TASK REQUIREMENTS.
Every line of the data that contains the string "первый" must be copied.

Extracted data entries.
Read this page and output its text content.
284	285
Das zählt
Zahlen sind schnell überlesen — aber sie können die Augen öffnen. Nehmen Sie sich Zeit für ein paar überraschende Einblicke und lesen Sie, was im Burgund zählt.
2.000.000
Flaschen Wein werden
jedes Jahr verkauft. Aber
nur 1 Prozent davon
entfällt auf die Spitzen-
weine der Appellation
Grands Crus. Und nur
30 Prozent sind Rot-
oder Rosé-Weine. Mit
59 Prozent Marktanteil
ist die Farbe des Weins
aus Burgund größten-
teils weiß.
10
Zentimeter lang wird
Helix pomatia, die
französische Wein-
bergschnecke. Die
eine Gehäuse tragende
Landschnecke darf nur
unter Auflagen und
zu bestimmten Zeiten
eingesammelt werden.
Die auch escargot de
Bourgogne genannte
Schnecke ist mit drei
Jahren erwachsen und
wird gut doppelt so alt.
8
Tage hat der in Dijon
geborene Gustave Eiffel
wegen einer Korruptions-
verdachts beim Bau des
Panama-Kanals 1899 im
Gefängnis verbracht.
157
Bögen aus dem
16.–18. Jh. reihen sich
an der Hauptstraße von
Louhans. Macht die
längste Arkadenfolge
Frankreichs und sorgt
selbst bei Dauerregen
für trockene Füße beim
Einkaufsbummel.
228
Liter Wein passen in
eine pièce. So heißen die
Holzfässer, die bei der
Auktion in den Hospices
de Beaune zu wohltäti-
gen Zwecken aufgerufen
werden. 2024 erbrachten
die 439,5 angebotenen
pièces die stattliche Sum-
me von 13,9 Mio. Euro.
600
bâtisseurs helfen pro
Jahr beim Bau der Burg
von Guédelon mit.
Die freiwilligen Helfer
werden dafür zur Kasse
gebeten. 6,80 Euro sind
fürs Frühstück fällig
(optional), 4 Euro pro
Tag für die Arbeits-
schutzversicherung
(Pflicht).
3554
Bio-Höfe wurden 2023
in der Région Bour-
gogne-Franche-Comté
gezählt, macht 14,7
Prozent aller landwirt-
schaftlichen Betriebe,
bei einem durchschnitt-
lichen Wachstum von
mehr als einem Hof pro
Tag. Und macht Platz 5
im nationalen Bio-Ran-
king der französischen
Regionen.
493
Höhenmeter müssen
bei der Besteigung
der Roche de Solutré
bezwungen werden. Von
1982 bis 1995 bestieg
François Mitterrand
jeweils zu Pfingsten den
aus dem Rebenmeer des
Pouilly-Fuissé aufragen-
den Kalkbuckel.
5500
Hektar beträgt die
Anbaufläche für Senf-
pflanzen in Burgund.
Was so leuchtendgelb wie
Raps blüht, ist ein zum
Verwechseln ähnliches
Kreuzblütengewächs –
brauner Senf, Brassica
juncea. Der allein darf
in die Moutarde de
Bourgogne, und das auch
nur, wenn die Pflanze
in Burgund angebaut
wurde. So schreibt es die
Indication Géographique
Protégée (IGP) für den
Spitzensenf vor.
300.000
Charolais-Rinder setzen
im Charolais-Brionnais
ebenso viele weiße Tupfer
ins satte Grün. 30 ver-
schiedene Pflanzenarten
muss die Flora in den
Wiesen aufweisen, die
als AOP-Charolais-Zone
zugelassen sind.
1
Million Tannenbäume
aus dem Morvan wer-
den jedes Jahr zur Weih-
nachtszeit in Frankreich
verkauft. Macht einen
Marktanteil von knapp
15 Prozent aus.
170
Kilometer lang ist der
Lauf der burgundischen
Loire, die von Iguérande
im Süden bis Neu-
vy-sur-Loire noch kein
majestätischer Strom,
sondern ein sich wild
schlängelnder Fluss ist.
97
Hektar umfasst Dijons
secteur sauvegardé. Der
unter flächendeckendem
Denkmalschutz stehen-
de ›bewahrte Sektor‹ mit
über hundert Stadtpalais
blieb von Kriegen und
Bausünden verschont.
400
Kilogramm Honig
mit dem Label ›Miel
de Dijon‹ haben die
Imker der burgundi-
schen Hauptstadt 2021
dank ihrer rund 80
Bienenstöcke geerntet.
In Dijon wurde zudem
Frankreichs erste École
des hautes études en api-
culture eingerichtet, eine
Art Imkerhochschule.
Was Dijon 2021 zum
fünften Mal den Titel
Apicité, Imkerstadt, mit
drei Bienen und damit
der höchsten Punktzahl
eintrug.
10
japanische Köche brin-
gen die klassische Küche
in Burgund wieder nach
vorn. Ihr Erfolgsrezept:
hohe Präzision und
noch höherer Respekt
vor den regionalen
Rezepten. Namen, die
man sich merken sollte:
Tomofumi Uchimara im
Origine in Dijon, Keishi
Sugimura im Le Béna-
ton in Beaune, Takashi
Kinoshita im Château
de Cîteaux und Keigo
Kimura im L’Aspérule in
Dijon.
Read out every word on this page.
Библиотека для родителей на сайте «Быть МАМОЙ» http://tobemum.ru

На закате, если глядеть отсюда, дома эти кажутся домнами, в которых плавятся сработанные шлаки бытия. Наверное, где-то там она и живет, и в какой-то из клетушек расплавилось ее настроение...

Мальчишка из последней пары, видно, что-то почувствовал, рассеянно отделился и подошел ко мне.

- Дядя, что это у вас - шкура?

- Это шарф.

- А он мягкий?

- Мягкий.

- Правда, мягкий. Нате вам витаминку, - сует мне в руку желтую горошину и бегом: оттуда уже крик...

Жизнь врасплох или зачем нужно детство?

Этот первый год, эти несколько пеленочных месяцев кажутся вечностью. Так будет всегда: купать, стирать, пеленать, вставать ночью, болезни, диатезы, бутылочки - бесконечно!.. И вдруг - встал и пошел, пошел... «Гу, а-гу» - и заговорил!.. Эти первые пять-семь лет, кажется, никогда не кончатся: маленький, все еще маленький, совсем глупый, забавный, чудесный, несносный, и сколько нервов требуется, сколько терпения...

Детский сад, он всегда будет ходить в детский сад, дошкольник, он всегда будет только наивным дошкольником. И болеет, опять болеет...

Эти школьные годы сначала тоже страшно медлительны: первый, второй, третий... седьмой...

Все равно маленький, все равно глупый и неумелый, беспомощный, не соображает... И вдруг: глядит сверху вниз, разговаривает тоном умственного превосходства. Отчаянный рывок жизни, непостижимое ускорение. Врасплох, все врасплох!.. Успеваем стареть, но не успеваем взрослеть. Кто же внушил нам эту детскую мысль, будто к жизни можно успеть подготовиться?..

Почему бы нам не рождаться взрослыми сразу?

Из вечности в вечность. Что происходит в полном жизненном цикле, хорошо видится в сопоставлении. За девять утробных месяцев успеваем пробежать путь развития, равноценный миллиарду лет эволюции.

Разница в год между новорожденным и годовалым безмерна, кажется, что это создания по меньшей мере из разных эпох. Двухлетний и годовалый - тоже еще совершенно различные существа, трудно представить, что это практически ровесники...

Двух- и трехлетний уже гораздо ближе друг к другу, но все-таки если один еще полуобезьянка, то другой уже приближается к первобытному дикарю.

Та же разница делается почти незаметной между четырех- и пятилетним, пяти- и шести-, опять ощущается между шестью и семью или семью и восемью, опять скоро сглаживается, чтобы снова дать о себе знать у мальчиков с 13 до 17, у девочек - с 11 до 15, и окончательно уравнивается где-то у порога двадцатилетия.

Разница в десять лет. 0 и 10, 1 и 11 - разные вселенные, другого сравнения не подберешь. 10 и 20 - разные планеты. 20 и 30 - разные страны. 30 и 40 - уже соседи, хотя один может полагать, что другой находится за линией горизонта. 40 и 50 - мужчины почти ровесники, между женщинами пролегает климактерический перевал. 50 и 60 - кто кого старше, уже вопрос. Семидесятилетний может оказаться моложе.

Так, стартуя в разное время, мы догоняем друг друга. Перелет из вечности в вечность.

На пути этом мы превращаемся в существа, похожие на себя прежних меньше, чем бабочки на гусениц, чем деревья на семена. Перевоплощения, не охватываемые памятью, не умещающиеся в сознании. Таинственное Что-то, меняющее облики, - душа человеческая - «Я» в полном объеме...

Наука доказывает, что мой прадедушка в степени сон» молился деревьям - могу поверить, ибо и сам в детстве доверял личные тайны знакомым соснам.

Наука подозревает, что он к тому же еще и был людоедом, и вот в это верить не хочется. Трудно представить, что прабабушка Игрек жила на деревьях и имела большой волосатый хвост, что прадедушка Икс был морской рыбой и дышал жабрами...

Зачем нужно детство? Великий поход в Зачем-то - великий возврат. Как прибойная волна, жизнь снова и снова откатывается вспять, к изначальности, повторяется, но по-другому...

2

RIGHT ANSWER.
Этот первый год, эти несколько пеленочных месяцев кажутся вечностью. Так будет всегда: купать, стирать, пеленать, вставать ночью, болезни, диатезы, бутылочки - бесконечно!.. И вдруг - встал и пошел, пошел... «Гу, а-гу» - и заговорил!.. Эти первые пять-семь лет, кажется, никогда не кончатся: маленький, все еще маленький, совсем глупый, забавный, чудесный, несносный, и сколько нервов требуется, сколько терпения...
Эти школьные годы сначала тоже страшно медлительны: первый, второй, третий... седьмой...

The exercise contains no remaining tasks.